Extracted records
· · ·

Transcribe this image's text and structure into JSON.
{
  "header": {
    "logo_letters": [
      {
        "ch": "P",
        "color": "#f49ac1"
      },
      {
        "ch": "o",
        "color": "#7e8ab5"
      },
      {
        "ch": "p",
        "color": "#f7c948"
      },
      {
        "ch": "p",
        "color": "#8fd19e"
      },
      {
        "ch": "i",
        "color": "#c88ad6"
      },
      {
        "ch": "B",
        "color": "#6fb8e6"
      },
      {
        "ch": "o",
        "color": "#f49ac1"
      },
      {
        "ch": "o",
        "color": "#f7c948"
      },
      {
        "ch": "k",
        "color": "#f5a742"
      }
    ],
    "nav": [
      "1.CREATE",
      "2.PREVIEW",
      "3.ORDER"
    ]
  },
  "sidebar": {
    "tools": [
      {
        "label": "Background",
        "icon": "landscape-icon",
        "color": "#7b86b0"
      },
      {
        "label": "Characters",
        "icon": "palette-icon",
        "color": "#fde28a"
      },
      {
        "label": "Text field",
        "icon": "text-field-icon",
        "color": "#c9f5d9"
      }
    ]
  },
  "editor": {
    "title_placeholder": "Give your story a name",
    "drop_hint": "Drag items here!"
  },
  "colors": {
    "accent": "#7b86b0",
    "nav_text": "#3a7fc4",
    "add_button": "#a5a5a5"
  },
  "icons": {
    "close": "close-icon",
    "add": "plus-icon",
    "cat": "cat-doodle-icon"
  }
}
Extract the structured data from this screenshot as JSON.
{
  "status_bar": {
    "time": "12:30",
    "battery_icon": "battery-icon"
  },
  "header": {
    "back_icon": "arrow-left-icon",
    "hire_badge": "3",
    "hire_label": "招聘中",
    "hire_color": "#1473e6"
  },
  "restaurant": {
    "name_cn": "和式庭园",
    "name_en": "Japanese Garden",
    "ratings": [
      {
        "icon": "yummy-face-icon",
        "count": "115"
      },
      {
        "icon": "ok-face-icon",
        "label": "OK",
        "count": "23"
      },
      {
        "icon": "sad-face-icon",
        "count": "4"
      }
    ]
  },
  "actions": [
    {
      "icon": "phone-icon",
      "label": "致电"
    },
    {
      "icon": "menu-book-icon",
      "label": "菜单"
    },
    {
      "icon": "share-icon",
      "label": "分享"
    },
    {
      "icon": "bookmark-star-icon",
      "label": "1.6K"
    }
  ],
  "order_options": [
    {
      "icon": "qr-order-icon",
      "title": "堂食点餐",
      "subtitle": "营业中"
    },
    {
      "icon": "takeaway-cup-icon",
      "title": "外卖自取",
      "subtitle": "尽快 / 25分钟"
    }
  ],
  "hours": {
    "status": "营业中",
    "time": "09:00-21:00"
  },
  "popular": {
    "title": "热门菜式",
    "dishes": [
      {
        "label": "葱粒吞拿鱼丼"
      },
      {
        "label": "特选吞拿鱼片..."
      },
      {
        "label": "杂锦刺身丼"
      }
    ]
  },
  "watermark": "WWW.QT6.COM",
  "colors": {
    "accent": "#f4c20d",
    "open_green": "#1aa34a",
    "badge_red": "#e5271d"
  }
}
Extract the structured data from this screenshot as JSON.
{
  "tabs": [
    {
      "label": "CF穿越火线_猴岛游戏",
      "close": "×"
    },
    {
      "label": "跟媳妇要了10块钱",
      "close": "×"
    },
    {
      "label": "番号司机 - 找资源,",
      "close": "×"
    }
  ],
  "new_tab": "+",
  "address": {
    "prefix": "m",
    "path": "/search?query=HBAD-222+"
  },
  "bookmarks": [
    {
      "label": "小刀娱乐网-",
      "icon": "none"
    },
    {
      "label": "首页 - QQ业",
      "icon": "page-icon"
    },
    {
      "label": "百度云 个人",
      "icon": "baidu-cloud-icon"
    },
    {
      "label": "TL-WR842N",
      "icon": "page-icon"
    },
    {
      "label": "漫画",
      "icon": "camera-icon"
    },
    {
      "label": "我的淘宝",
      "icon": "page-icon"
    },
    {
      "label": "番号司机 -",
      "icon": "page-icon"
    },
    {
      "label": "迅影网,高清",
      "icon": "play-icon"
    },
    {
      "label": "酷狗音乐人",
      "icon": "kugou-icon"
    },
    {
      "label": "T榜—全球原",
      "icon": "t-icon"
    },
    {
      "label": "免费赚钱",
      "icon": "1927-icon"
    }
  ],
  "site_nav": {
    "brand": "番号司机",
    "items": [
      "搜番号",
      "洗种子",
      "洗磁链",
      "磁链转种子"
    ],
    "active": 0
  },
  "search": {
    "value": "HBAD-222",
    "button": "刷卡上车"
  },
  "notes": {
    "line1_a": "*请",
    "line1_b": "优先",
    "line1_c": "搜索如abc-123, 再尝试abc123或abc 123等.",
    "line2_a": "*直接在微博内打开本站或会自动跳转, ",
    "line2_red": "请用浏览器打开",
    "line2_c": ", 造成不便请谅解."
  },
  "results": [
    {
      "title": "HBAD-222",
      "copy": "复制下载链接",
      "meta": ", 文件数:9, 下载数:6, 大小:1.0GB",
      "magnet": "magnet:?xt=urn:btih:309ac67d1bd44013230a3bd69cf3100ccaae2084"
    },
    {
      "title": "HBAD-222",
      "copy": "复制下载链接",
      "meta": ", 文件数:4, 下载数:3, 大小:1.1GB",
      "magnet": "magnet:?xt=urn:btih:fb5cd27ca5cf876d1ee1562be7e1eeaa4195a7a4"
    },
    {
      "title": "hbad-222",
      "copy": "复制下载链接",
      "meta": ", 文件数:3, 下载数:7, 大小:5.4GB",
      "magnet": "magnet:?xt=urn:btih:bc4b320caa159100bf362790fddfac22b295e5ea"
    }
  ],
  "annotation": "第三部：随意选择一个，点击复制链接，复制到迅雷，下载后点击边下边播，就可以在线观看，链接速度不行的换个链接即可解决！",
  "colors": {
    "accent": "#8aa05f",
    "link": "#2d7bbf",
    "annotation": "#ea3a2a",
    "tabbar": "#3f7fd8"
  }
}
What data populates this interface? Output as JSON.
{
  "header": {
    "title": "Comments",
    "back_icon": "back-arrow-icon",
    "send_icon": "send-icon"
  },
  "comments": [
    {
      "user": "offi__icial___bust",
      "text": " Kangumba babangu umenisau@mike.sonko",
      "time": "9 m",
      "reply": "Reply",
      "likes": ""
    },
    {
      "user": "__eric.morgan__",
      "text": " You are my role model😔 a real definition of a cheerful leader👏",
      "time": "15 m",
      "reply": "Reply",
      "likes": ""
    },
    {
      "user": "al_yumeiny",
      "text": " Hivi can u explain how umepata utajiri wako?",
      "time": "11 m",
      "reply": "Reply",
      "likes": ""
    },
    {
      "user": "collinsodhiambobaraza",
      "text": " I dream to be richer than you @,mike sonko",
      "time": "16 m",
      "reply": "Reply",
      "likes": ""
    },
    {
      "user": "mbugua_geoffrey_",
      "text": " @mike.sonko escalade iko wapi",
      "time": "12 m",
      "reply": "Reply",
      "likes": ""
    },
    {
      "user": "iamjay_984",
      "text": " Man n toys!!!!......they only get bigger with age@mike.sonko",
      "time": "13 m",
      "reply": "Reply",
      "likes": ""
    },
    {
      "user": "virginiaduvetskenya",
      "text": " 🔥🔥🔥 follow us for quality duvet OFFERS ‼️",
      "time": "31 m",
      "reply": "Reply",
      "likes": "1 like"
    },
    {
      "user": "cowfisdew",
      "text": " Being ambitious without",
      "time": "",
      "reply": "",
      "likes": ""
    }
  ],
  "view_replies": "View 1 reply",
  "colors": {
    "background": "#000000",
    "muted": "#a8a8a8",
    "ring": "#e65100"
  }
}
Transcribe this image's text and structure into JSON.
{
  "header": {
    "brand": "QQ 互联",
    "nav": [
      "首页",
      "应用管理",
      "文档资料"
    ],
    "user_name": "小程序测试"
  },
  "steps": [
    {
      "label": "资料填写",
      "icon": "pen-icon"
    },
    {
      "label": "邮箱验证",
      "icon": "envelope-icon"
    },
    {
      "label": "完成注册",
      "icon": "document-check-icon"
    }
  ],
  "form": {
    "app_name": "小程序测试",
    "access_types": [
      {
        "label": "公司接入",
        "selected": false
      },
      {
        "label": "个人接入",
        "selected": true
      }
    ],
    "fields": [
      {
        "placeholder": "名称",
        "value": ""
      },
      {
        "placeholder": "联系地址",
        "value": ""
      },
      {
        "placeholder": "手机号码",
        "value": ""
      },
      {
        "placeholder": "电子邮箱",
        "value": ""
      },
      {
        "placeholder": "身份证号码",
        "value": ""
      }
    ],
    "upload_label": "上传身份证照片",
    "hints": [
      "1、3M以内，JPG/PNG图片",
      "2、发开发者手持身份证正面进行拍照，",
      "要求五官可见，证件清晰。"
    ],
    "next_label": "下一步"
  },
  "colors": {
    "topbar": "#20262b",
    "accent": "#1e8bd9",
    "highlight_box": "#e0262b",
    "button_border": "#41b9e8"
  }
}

· · ·

** Problem **
Show each line in the entries that holds the string "meta".

** Task response **
      "meta": ", 文件数:9, 下载数:6, 大小:1.0GB",
      "meta": ", 文件数:4, 下载数:3, 大小:1.1GB",
      "meta": ", 文件数:3, 下载数:7, 大小:5.4GB",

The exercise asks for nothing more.